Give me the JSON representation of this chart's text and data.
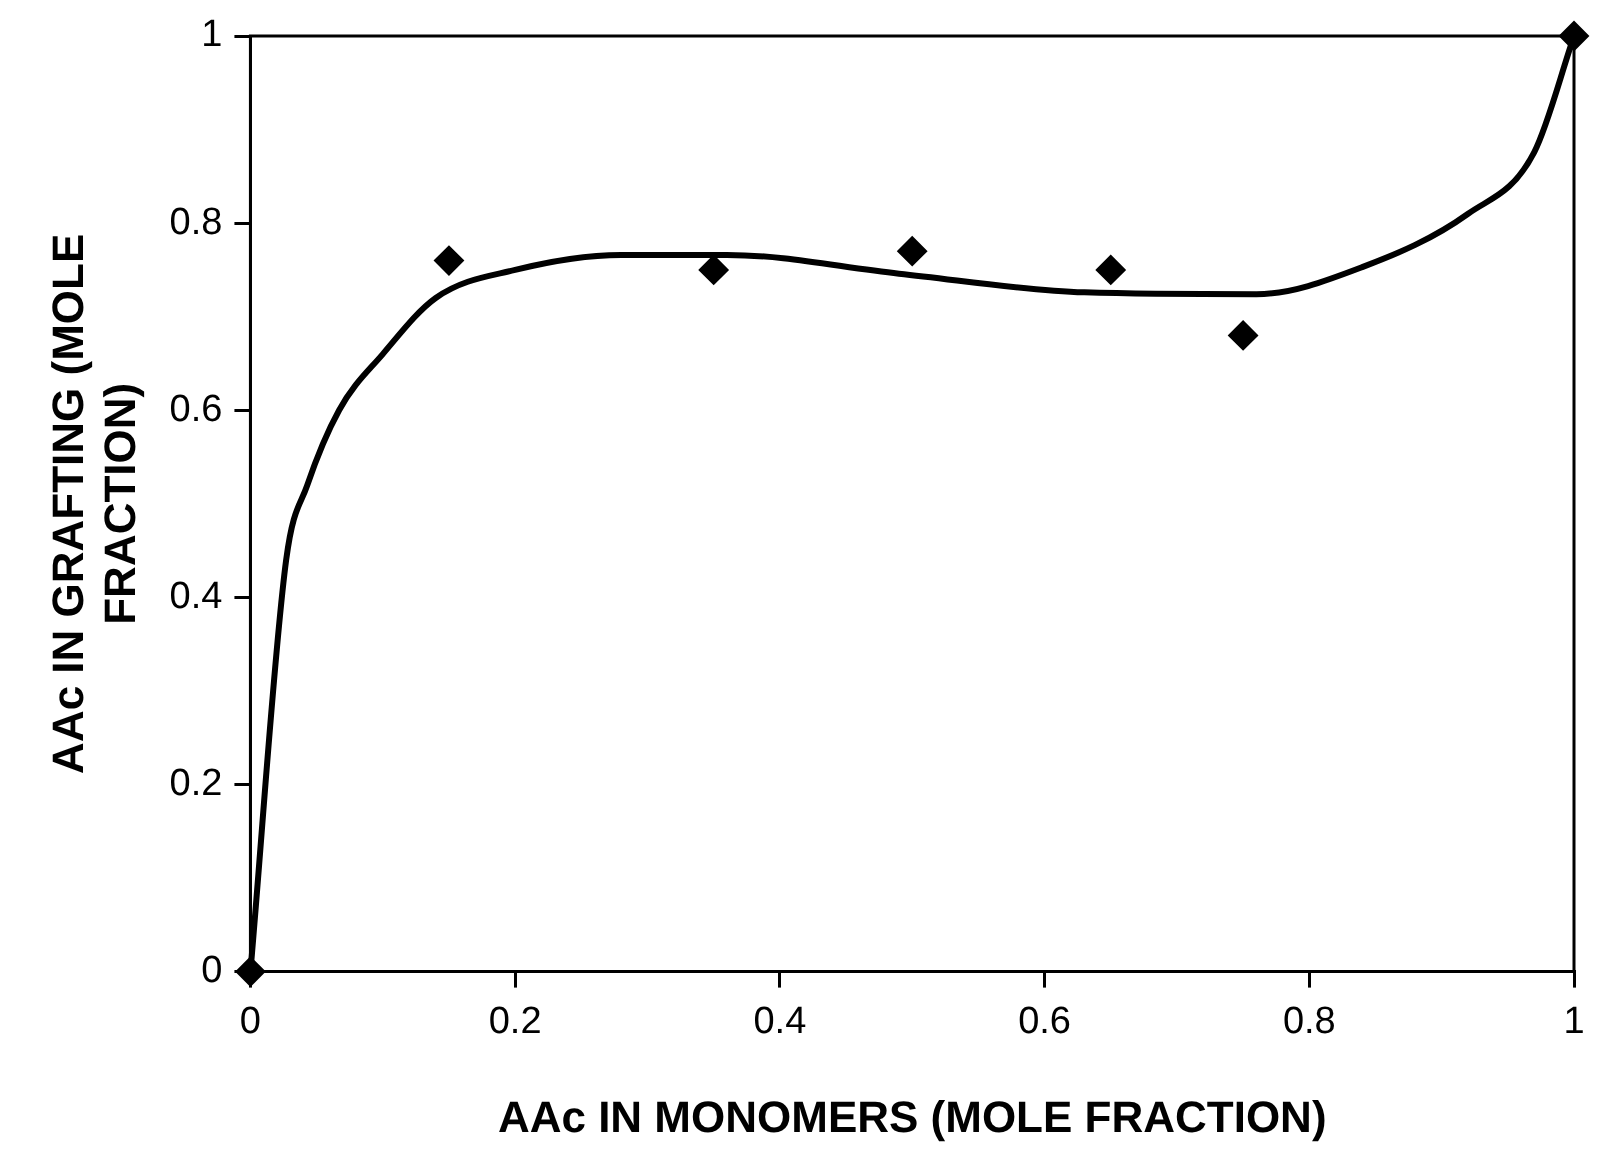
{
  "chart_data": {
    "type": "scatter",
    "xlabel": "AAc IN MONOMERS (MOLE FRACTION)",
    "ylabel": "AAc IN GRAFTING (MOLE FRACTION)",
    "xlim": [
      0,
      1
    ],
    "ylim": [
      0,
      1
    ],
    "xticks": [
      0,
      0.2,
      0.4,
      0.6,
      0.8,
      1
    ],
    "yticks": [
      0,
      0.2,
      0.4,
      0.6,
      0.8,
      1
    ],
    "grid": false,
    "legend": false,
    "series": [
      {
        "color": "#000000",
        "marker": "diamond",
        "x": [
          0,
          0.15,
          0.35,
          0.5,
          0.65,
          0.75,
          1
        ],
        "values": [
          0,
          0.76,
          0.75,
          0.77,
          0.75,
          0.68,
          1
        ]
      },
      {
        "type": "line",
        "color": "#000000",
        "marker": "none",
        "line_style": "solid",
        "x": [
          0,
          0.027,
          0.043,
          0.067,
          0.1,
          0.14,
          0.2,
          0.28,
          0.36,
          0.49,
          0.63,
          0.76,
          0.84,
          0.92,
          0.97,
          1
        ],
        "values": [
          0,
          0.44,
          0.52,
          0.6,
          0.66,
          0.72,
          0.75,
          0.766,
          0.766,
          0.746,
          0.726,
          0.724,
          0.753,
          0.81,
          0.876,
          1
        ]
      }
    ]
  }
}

:: Task directions ::
Report only how many lines in the listing contain the string "MOLE".

:: Finished answer ::
2